'''

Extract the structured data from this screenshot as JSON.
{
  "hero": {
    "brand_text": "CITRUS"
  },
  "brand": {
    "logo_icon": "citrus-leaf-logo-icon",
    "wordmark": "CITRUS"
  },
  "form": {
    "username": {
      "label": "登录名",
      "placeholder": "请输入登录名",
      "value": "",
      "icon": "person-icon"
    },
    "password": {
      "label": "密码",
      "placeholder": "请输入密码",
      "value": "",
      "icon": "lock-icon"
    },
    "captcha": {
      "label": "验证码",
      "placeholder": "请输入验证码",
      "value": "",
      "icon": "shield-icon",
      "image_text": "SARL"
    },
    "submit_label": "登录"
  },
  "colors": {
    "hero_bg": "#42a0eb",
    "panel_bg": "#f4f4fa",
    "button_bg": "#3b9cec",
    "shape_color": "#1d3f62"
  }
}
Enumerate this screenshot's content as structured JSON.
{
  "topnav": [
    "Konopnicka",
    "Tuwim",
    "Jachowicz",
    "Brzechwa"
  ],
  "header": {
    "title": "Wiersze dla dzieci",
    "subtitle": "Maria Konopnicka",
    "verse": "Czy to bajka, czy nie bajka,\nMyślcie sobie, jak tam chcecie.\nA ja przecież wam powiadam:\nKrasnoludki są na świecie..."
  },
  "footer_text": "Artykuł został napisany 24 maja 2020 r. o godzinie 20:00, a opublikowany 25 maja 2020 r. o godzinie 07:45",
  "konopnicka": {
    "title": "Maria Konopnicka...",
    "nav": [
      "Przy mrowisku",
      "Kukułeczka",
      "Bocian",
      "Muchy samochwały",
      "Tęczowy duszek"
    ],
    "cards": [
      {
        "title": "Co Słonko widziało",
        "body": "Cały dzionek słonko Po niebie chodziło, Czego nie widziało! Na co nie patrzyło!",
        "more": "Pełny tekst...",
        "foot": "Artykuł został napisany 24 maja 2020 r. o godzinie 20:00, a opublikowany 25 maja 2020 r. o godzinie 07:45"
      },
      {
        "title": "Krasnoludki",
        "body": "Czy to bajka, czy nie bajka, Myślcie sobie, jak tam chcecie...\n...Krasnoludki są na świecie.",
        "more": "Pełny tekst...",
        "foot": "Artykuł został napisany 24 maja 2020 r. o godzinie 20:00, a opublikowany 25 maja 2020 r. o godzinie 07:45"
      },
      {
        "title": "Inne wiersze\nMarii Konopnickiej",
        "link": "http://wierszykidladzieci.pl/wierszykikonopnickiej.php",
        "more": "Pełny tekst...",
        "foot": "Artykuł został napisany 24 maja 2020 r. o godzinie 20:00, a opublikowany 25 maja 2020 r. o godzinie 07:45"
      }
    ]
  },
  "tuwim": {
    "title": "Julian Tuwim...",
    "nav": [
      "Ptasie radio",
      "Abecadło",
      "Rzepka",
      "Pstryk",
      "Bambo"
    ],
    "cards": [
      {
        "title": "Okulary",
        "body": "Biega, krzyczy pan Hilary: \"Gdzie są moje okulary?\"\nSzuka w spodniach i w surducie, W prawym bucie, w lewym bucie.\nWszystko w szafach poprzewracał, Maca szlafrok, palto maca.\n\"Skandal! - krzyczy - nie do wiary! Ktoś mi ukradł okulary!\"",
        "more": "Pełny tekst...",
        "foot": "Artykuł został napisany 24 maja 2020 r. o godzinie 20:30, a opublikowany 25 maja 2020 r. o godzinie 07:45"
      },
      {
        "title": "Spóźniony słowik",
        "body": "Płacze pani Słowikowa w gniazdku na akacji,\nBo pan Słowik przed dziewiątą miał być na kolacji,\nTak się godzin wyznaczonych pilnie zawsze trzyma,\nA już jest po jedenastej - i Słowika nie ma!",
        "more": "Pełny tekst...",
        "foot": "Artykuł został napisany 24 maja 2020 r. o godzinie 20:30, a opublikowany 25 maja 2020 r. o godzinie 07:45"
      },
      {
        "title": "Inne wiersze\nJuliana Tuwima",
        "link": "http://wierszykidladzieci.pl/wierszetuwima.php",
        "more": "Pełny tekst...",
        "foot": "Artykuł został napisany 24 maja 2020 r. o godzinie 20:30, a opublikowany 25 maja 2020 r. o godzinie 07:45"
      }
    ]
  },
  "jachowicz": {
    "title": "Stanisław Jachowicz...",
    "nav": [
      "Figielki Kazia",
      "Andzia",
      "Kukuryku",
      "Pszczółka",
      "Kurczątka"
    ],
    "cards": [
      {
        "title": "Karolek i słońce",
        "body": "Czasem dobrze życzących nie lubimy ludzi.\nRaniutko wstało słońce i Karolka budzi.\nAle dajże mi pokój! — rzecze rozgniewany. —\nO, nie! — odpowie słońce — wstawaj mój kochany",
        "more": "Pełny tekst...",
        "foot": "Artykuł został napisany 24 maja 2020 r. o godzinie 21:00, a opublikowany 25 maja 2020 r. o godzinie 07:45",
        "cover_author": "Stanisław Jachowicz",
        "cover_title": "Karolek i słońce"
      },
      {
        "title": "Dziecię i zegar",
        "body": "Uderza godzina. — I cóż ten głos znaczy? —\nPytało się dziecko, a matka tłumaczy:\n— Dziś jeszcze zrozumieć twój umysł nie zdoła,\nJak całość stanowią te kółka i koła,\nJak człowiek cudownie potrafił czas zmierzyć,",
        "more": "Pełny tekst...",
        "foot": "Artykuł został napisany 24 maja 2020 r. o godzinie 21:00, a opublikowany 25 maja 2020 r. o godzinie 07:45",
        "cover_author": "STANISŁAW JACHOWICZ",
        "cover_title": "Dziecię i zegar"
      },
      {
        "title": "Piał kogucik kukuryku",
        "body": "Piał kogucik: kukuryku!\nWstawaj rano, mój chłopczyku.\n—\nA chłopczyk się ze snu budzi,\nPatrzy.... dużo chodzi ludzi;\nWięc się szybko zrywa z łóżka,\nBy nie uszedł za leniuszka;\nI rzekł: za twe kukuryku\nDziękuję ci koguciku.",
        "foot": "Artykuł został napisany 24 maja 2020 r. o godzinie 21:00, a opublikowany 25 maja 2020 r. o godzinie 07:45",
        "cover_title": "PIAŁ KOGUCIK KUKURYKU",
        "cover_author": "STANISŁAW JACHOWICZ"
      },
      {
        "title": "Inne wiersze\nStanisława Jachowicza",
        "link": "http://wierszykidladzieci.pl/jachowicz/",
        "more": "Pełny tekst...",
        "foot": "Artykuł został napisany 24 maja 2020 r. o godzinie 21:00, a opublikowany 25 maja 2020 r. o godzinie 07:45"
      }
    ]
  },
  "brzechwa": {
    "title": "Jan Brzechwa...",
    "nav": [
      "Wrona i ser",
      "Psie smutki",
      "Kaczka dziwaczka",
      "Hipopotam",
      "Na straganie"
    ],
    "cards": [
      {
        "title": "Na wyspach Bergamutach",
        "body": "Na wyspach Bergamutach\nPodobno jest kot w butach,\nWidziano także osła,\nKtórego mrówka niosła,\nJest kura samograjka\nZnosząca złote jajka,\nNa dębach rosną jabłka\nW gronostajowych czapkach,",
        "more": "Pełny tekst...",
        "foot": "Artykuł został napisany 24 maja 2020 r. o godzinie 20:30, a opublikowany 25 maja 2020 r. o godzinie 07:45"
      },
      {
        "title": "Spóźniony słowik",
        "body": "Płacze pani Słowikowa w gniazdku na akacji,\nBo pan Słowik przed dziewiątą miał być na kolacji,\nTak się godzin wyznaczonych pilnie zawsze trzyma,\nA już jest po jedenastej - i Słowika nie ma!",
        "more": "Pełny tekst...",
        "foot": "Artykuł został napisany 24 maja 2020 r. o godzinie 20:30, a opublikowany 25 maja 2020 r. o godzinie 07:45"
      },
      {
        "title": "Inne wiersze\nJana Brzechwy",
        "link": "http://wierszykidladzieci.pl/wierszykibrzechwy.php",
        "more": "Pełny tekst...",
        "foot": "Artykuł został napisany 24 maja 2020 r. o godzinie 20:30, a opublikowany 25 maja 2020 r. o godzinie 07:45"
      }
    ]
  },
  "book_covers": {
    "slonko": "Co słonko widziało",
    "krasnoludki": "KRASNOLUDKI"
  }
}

'''

# [TASK TO CARRY OUT]
Reply with only the number of lines in the entries that contain the word "icon".

# [SOLUTION TO THIS PROBLEM]
4